- _Problem statement_: Determine which lines of the records include the word "diamond", and copy them.

- _Given entries_:
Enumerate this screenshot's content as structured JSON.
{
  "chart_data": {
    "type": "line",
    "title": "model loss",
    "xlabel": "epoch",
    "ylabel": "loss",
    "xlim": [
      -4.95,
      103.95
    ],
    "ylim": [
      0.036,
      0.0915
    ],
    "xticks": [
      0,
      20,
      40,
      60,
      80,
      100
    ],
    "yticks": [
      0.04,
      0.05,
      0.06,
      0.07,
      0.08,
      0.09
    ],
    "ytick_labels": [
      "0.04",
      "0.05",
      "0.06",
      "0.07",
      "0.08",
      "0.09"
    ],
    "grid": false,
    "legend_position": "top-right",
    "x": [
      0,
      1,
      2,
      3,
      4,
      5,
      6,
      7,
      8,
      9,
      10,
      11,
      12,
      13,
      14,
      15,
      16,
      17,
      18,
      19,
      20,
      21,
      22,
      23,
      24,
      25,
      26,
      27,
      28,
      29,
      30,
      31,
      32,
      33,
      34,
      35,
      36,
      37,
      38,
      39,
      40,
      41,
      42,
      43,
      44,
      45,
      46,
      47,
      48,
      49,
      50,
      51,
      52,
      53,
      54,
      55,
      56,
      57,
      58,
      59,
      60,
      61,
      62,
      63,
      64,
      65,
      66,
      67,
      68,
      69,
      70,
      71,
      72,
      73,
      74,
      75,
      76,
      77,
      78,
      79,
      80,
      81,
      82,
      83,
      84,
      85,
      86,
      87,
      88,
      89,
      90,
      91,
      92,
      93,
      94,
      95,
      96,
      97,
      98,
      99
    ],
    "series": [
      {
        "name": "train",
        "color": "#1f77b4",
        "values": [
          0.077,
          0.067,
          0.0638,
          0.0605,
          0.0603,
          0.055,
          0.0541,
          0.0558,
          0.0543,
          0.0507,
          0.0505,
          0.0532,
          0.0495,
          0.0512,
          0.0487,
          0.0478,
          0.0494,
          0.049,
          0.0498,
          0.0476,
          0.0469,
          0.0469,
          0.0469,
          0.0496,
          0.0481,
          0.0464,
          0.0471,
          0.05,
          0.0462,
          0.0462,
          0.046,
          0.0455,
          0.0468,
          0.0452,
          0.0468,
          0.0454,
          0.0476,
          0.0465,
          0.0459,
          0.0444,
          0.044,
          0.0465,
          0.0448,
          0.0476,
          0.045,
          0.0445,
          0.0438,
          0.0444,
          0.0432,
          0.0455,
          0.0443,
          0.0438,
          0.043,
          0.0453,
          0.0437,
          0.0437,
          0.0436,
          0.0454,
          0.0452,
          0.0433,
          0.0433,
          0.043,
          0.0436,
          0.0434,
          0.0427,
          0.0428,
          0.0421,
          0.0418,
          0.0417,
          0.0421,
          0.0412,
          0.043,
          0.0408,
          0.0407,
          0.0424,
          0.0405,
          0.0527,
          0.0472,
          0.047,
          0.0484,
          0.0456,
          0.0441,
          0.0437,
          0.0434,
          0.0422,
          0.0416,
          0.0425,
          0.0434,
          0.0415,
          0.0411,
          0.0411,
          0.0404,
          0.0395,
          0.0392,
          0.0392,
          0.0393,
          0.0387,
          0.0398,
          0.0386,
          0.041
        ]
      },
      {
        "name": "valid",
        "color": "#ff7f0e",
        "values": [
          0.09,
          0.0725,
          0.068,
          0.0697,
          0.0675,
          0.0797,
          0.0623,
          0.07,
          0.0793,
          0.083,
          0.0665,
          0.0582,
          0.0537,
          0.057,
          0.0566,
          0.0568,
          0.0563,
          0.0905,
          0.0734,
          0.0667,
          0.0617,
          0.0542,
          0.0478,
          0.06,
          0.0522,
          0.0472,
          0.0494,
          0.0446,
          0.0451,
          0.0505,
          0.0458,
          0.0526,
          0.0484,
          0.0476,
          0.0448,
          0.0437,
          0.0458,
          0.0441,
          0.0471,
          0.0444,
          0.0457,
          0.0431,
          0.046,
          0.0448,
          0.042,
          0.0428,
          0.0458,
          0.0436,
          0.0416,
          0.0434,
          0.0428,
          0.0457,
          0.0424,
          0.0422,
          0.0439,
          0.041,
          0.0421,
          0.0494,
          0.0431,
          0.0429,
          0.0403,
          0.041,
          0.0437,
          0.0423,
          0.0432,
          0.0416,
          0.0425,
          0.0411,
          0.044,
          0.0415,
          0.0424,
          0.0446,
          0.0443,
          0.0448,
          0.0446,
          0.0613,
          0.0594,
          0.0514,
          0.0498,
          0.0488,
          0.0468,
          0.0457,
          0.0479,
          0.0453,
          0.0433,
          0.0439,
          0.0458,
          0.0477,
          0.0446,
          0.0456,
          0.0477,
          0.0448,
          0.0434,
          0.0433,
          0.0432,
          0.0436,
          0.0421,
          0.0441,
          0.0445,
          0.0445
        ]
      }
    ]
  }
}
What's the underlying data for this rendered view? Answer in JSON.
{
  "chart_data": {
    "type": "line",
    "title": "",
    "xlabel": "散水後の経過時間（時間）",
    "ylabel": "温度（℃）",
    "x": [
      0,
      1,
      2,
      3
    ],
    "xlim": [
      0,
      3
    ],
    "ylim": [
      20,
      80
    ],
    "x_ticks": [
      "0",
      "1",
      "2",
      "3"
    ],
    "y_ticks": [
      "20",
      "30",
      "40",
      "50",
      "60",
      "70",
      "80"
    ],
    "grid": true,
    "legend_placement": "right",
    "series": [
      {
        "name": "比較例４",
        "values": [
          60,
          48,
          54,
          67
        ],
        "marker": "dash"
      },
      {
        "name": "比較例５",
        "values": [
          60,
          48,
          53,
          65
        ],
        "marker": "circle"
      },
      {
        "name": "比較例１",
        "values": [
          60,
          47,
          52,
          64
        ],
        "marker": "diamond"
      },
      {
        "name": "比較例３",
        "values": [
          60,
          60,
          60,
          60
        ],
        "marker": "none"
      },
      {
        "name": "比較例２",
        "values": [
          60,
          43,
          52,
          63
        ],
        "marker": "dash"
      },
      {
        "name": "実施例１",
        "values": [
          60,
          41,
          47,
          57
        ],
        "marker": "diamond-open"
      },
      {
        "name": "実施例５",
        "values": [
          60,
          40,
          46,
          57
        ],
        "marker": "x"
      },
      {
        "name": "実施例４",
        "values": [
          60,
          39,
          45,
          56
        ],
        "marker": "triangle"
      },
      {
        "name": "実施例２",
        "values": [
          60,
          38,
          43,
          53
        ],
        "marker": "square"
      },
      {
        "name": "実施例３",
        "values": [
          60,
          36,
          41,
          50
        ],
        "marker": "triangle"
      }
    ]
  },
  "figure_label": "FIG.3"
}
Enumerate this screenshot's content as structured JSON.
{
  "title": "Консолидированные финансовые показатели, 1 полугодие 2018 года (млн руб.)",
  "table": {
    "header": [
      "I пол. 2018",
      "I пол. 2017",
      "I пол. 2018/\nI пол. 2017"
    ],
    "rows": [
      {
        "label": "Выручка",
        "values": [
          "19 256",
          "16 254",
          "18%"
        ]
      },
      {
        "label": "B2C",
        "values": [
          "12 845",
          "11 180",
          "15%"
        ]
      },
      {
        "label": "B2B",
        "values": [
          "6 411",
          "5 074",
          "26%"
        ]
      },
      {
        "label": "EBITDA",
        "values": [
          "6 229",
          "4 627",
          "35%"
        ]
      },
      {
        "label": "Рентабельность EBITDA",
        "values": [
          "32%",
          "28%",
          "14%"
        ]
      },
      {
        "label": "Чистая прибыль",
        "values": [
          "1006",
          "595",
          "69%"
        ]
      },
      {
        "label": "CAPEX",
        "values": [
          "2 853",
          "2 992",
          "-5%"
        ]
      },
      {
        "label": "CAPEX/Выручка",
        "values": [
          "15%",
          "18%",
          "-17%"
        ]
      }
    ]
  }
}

- _Answer to this task_:
        "marker": "diamond"
        "marker": "diamond-open"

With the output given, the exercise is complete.